Records from a data source:
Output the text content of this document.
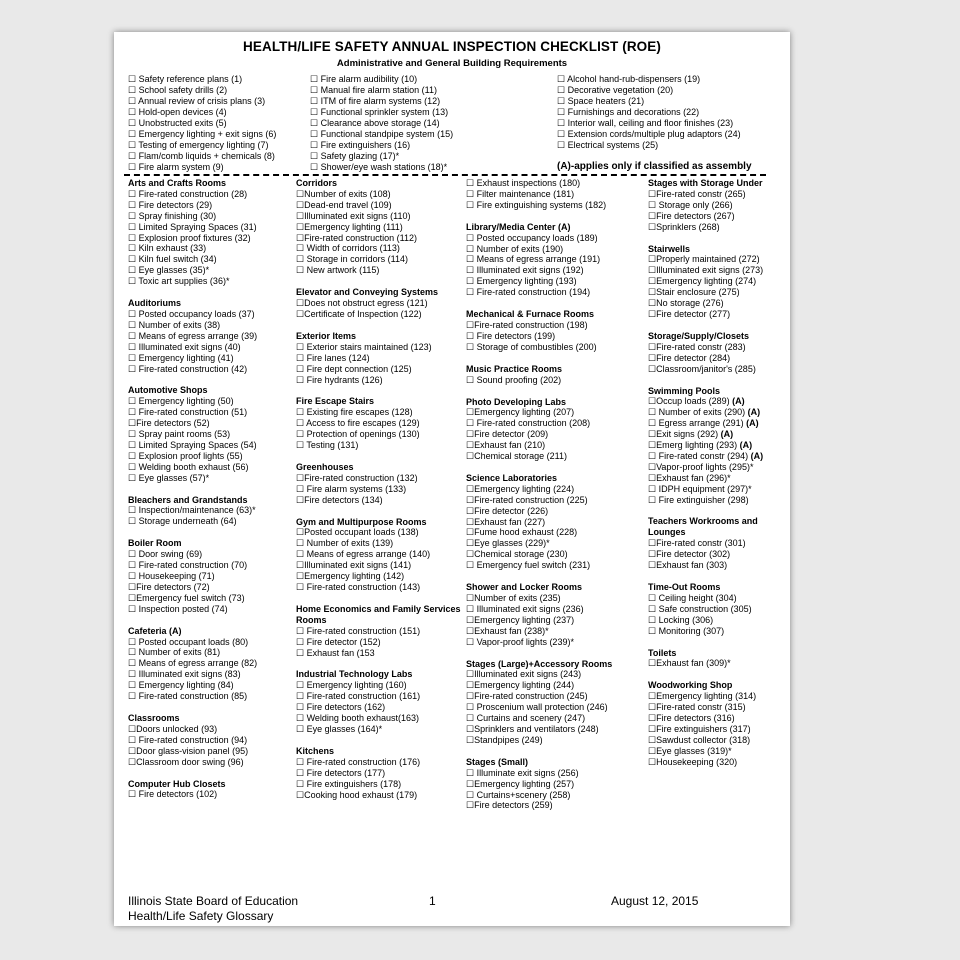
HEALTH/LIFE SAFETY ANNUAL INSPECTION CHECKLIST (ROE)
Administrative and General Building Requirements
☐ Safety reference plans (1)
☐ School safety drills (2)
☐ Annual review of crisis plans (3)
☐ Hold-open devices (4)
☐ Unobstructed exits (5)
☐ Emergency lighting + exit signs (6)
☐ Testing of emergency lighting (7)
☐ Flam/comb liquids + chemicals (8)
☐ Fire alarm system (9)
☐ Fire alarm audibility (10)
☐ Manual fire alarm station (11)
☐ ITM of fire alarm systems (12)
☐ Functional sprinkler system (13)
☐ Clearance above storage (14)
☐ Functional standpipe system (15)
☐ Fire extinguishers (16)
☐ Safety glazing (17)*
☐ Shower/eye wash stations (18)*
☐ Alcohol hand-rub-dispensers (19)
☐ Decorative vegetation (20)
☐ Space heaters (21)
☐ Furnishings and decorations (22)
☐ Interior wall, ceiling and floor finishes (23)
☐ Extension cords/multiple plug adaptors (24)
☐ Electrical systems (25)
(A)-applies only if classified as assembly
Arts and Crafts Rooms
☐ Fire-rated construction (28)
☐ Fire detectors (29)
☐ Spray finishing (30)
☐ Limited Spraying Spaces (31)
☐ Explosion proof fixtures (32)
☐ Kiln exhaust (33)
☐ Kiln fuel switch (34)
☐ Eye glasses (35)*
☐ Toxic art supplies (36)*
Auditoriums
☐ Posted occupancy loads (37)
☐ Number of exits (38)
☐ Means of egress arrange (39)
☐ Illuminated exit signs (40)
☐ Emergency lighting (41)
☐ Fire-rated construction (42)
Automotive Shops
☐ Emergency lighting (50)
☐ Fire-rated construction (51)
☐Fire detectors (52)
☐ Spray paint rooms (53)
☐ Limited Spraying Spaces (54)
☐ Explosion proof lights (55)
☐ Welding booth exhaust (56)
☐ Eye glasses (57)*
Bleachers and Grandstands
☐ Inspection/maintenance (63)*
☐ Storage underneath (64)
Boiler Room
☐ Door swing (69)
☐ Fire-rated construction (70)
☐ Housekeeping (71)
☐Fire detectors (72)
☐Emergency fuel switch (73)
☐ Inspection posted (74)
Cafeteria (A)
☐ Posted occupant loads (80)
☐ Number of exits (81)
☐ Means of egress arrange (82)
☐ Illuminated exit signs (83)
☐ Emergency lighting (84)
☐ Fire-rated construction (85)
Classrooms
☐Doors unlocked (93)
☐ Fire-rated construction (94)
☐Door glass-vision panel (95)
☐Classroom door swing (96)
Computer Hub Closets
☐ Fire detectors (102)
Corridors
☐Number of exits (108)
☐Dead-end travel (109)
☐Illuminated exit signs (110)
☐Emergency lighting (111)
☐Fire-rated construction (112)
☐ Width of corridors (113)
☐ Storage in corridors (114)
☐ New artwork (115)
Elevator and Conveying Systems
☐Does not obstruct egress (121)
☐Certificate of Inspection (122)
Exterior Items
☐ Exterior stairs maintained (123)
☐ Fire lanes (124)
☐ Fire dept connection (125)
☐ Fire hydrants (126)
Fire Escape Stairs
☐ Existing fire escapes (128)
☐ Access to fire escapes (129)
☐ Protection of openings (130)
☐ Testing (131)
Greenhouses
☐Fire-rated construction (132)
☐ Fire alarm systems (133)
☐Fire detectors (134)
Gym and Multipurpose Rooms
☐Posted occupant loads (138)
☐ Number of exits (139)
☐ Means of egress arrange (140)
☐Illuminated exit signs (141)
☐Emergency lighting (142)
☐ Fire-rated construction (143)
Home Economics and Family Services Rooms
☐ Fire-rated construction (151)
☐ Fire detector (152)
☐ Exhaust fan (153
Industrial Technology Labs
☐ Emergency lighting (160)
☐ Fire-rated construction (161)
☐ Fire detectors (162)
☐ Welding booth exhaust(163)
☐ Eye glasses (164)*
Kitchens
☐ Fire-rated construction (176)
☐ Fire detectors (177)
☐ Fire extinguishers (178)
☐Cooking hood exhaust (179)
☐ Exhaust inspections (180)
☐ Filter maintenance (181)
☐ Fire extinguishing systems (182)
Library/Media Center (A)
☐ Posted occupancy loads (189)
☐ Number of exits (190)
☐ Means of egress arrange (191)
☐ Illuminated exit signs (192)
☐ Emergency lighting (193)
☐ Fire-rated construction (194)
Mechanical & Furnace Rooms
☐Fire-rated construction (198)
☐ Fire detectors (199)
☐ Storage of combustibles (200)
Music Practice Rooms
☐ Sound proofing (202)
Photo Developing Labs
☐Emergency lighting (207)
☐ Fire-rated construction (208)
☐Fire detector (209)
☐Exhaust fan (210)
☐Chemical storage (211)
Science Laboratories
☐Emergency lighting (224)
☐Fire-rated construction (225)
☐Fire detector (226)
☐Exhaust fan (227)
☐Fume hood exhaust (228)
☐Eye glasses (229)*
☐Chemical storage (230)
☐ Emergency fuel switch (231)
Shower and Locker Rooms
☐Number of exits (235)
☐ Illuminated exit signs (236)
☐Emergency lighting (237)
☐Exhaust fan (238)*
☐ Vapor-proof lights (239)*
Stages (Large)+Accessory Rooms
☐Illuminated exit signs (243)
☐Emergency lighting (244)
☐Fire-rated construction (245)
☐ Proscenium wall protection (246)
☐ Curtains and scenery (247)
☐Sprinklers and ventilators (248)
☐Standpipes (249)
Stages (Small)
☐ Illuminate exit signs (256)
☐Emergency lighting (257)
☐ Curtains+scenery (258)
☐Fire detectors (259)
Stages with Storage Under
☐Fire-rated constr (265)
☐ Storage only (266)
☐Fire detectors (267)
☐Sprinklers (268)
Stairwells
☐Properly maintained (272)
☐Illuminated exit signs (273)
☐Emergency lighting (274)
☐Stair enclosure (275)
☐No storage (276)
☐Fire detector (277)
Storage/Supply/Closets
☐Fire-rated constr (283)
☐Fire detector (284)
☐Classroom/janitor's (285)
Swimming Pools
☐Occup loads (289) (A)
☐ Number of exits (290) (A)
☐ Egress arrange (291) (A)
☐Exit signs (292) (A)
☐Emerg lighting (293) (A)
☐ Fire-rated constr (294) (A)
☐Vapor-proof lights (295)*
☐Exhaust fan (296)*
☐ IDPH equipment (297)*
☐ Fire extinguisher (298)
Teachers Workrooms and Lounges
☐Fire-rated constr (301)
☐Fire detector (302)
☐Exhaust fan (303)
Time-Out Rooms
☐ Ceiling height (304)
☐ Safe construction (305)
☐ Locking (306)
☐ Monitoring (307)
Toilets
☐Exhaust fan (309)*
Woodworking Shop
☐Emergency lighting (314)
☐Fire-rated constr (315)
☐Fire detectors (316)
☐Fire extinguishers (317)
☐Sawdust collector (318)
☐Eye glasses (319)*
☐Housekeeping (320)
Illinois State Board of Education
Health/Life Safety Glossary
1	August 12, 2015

* * *

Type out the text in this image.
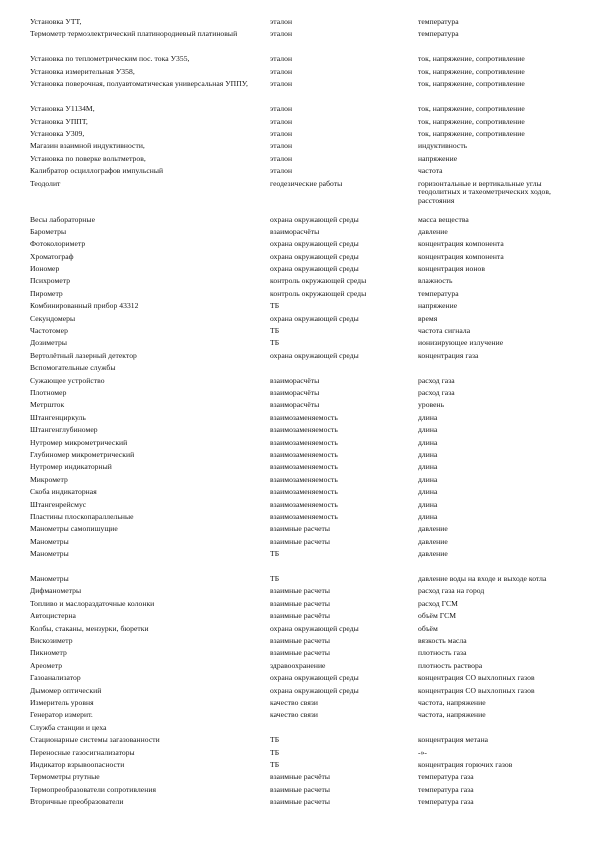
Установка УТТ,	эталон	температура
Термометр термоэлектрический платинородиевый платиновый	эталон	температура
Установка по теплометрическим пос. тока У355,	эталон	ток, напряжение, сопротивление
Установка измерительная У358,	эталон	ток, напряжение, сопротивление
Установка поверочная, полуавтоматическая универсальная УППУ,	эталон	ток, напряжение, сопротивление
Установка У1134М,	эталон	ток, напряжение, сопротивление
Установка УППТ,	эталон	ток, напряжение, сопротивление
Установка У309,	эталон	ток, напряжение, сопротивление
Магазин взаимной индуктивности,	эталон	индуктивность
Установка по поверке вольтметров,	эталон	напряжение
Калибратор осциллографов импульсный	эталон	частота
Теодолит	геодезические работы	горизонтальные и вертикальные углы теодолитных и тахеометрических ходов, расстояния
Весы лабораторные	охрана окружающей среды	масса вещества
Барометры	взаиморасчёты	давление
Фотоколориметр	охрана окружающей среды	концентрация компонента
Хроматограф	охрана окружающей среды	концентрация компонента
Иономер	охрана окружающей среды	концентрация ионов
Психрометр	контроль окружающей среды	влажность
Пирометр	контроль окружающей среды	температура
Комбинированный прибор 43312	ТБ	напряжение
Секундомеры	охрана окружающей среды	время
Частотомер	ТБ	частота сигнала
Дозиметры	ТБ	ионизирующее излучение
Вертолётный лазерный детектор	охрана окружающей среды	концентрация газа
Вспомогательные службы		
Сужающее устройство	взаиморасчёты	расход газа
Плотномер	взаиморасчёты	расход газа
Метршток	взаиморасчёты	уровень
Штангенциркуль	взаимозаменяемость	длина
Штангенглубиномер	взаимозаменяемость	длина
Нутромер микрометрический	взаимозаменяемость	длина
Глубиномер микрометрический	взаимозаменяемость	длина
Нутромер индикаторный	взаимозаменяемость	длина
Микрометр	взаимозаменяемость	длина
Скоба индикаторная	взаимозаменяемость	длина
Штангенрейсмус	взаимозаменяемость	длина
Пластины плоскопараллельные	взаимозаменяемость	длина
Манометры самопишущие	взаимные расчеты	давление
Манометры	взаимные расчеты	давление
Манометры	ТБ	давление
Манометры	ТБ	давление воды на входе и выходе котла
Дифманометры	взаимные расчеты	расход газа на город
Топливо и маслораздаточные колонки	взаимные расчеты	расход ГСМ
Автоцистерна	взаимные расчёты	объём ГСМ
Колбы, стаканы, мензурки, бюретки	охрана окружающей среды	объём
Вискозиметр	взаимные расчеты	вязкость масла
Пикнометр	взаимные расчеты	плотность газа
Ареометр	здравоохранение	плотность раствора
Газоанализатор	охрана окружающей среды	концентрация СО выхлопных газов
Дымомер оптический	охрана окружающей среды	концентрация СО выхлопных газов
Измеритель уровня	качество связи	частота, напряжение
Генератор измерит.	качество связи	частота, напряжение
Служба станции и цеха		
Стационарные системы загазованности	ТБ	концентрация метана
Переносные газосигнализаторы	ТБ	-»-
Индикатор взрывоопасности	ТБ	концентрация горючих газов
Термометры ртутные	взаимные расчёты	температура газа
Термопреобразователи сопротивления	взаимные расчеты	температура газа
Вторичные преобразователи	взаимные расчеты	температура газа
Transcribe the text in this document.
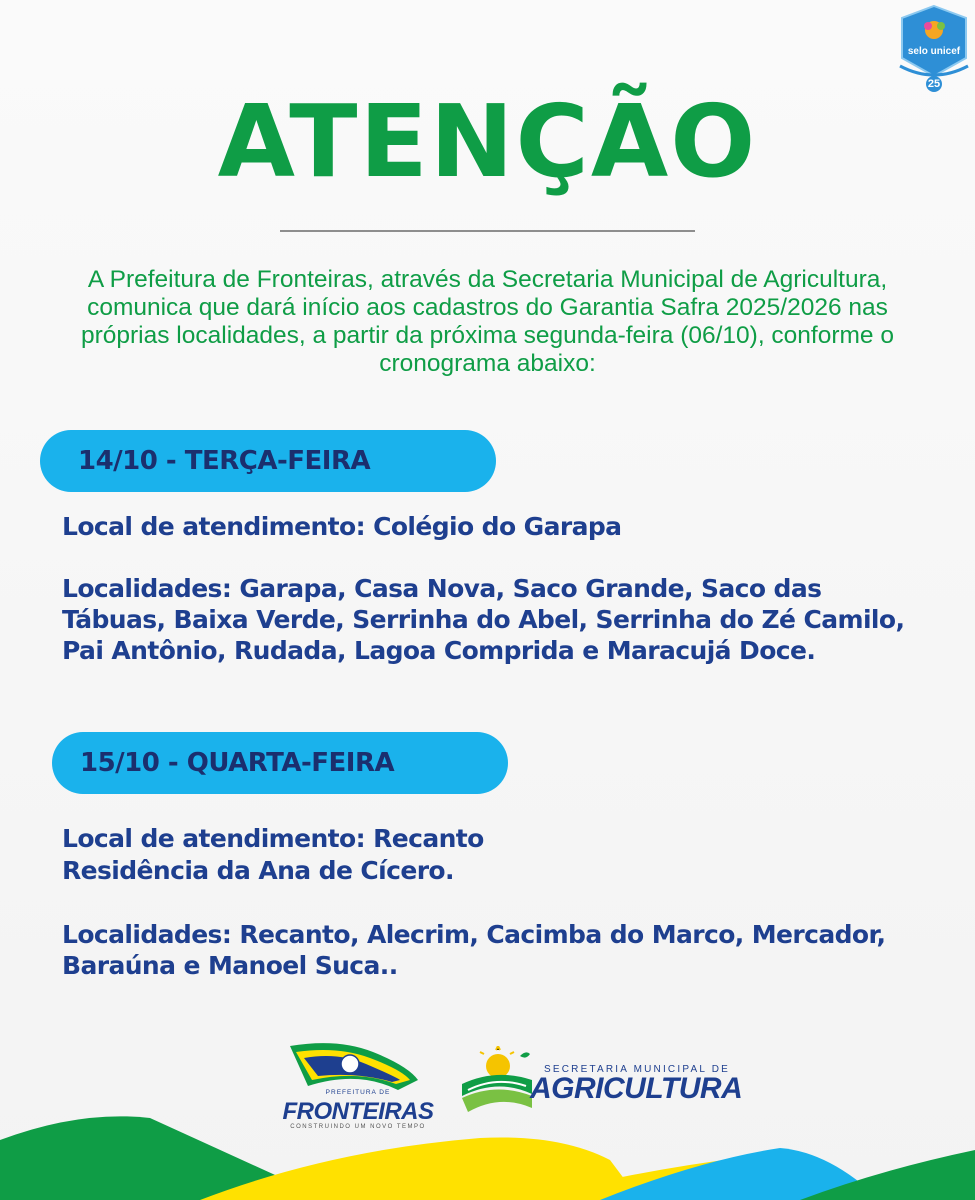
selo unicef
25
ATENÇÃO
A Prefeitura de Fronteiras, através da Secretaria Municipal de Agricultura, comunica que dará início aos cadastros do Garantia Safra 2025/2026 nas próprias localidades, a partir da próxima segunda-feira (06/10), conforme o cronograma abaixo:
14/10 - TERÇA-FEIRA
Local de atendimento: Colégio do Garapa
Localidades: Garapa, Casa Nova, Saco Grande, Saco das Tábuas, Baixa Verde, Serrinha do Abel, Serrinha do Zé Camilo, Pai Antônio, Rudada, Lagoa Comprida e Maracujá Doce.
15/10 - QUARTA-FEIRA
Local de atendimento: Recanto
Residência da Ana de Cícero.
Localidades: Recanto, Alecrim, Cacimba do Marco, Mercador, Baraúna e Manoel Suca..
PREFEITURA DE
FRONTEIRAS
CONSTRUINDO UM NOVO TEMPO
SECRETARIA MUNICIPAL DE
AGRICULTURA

**WORK TO DO**
Show all lines in the entries above where the string "Labs" appears.

**CORRECT RESULT**
Industrial Technology Labs
Photo Developing Labs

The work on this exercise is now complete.